* [EXERCISE PROMPT]
Locate the word "flow" in the entries below, then gather every line that holds it.

________________________

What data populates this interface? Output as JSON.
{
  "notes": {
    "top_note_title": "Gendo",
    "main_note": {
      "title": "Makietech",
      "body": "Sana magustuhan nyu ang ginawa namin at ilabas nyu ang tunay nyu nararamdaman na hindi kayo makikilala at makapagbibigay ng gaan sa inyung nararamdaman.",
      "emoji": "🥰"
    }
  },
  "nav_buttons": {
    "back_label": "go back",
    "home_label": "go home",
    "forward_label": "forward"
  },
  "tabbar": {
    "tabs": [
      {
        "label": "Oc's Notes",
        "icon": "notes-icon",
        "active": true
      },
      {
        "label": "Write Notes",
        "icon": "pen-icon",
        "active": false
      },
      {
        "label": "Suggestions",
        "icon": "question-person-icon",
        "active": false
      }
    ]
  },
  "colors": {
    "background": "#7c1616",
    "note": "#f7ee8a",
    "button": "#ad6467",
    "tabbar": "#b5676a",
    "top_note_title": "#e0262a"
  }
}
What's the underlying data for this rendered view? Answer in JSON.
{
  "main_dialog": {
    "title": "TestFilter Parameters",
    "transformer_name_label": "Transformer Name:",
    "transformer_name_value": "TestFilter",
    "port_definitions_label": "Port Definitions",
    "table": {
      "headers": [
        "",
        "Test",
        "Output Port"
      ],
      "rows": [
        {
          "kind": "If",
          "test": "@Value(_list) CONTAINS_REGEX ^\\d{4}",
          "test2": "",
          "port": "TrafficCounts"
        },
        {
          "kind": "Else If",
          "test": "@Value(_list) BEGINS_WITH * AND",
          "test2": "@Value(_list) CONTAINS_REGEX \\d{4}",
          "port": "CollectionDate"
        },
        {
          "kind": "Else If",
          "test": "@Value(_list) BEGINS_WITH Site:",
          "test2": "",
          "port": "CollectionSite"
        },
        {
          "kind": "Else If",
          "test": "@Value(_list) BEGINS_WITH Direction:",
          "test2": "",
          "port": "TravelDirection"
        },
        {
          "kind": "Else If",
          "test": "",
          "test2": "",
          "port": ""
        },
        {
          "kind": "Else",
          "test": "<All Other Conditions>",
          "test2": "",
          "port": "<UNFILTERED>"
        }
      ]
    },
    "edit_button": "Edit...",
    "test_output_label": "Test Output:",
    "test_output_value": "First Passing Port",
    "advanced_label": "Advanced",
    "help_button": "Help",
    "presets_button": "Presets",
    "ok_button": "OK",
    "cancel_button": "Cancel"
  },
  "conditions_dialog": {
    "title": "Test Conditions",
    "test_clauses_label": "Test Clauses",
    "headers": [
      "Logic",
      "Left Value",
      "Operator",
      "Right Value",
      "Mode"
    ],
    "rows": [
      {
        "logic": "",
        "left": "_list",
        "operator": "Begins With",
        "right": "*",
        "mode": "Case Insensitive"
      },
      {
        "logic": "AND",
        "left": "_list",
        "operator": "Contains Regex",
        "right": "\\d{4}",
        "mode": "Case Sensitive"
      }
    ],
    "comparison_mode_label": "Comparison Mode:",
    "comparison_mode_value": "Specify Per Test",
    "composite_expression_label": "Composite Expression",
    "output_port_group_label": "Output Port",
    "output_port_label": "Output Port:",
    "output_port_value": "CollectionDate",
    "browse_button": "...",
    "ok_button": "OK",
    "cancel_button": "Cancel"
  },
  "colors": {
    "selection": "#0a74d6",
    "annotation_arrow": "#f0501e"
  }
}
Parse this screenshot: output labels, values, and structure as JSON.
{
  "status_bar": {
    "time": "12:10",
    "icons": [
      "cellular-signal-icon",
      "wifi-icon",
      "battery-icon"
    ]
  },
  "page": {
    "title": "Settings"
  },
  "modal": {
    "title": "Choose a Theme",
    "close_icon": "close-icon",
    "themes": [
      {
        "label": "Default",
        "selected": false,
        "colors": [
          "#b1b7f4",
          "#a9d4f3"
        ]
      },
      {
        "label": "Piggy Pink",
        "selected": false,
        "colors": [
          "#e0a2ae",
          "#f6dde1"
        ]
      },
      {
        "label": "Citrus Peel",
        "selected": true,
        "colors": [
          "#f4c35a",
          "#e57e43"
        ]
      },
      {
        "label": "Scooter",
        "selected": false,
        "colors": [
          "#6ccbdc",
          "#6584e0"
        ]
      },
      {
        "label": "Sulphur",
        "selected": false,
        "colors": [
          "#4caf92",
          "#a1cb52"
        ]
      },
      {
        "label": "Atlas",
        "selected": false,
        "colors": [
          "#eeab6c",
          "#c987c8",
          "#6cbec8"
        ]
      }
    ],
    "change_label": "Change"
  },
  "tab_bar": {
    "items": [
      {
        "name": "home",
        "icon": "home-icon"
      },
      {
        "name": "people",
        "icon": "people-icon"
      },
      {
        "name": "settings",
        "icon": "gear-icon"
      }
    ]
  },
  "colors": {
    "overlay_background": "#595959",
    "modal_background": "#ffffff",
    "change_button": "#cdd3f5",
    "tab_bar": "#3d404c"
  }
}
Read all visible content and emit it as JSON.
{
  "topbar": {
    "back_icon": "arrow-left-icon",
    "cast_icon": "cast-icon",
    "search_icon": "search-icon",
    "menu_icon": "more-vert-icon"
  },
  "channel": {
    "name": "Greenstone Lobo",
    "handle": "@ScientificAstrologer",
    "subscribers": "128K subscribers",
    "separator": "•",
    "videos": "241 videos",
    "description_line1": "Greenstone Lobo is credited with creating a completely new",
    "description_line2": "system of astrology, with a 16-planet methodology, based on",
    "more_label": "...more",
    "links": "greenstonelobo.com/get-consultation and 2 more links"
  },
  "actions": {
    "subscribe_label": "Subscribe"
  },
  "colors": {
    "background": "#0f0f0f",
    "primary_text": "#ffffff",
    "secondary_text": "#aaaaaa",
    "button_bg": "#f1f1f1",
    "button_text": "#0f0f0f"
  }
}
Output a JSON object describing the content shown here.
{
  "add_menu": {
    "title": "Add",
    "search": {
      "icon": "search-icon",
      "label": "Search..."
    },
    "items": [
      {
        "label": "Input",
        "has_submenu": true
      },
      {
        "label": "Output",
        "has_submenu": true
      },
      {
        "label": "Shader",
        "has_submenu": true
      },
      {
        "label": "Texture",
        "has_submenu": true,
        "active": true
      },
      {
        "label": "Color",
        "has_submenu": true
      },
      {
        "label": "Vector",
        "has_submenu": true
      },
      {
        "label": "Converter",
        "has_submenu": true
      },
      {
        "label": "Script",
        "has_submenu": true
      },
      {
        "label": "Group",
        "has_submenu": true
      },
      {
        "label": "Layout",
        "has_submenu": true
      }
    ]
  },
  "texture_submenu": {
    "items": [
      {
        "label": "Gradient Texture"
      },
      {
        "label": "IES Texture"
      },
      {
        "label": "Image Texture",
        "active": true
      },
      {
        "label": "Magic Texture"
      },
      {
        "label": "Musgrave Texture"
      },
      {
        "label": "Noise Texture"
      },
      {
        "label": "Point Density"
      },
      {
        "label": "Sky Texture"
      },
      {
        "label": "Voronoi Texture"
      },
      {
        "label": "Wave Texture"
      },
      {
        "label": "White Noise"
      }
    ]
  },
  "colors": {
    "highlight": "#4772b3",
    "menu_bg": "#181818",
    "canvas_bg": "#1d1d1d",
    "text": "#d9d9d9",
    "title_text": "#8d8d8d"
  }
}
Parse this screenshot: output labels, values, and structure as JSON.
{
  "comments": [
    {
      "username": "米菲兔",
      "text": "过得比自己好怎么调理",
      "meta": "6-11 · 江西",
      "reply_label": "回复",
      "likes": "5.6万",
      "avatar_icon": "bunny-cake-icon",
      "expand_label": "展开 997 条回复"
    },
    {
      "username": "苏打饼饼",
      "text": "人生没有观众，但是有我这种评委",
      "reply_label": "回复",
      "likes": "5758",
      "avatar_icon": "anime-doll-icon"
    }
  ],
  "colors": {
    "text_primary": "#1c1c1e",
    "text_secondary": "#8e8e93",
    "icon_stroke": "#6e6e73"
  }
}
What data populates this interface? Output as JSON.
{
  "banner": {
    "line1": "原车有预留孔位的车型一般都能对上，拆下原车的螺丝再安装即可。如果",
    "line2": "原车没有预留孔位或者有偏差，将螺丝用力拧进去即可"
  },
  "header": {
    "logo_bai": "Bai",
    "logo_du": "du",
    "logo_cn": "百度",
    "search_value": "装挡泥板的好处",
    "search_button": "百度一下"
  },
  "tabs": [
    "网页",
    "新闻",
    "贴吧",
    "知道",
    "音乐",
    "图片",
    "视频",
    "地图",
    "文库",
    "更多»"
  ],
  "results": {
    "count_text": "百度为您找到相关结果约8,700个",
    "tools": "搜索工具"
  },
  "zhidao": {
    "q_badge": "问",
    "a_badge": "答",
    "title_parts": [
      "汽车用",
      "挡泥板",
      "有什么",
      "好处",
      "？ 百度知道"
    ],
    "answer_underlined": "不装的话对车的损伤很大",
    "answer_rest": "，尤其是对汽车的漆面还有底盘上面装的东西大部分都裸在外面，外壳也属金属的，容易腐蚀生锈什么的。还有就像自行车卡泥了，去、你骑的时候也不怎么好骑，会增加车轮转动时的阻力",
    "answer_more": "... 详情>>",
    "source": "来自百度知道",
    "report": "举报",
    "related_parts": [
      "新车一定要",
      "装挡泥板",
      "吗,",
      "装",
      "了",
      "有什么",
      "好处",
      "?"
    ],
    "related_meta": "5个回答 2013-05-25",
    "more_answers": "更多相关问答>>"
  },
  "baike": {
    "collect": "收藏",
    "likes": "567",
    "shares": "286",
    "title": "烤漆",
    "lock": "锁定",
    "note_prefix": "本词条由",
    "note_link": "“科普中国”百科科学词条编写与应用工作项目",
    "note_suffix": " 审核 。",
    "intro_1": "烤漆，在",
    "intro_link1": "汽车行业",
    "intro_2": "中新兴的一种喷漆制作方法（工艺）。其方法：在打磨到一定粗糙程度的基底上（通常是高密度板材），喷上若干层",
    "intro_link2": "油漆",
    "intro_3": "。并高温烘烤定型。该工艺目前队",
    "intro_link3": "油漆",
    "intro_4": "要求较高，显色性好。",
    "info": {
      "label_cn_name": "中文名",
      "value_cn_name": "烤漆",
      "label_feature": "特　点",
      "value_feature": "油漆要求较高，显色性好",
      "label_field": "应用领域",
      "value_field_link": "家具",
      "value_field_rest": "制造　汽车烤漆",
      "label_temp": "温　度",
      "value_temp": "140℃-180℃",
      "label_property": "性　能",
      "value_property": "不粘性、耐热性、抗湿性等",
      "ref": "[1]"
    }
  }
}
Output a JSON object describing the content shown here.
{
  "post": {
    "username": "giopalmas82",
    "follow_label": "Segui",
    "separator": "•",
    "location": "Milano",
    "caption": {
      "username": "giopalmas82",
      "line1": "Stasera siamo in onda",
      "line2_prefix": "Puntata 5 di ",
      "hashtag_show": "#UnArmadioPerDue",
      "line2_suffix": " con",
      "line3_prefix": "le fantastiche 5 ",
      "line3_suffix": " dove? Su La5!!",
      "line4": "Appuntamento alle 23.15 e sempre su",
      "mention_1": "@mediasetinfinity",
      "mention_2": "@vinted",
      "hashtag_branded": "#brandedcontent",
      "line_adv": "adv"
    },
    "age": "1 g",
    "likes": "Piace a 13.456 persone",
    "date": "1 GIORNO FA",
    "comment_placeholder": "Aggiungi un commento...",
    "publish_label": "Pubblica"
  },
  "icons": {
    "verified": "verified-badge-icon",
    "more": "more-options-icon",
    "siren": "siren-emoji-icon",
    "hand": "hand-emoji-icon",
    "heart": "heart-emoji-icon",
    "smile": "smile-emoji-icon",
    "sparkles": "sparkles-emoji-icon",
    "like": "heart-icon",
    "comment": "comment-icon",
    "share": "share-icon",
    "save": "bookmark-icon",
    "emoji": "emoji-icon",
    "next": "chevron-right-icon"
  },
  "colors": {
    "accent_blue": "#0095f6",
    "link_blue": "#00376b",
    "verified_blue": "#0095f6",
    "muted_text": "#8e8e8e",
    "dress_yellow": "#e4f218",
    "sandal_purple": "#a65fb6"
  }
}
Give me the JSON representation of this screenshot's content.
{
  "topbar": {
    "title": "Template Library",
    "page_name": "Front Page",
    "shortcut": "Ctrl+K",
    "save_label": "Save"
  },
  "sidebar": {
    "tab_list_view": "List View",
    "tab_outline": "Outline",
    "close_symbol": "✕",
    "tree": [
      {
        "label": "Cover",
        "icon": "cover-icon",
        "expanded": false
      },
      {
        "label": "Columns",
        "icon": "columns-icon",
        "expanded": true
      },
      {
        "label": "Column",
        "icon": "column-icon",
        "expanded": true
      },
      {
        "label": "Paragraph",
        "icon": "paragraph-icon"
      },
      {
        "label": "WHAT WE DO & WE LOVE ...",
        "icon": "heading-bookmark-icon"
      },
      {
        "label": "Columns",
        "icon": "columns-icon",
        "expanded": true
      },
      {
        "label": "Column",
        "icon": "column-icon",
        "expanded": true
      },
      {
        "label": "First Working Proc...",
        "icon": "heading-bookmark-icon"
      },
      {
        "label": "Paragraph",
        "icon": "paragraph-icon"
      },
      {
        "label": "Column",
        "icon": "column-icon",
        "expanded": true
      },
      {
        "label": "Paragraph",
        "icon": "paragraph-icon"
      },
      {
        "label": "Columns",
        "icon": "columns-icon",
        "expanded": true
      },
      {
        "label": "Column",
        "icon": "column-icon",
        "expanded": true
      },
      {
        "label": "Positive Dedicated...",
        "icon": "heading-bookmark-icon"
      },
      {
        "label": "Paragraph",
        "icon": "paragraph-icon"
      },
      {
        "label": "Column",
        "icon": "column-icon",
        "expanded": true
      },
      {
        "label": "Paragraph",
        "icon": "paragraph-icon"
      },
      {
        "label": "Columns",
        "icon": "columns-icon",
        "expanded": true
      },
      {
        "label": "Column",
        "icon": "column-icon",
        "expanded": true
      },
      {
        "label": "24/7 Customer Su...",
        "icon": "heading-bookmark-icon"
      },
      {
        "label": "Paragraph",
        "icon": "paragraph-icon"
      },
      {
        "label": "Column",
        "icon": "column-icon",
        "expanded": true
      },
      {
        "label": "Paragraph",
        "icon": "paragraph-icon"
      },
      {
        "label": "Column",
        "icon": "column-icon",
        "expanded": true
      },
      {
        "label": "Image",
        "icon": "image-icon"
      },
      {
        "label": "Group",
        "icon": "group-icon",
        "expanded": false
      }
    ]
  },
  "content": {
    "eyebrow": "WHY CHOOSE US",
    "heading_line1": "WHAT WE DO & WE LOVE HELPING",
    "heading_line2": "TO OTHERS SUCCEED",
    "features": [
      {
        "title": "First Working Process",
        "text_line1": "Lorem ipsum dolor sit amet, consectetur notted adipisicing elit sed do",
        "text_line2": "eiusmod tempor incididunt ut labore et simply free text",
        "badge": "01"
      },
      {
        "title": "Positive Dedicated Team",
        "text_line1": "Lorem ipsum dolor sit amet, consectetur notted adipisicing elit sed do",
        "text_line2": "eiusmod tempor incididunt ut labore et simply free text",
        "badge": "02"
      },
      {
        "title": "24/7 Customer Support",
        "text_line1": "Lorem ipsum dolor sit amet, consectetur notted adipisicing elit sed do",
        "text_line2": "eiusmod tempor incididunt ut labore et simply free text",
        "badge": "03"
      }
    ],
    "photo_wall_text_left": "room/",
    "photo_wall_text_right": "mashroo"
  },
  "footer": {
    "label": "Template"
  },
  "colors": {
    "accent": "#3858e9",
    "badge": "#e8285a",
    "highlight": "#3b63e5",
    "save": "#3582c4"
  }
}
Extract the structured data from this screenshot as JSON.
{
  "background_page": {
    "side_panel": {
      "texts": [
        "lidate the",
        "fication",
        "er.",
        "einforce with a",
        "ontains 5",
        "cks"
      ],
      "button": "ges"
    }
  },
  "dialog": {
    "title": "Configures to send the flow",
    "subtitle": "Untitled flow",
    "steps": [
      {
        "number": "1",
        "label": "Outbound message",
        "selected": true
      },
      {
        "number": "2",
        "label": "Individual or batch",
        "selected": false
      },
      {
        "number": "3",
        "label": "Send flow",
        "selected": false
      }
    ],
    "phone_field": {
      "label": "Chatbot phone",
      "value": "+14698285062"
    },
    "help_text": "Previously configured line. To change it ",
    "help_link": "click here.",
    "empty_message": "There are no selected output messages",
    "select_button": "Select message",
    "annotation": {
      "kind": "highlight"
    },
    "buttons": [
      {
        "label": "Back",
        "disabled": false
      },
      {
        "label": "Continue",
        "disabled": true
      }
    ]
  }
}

________________________

* [WRITTEN REPLY]
    "title": "Configures to send the flow",
    "subtitle": "Untitled flow",
        "label": "Send flow",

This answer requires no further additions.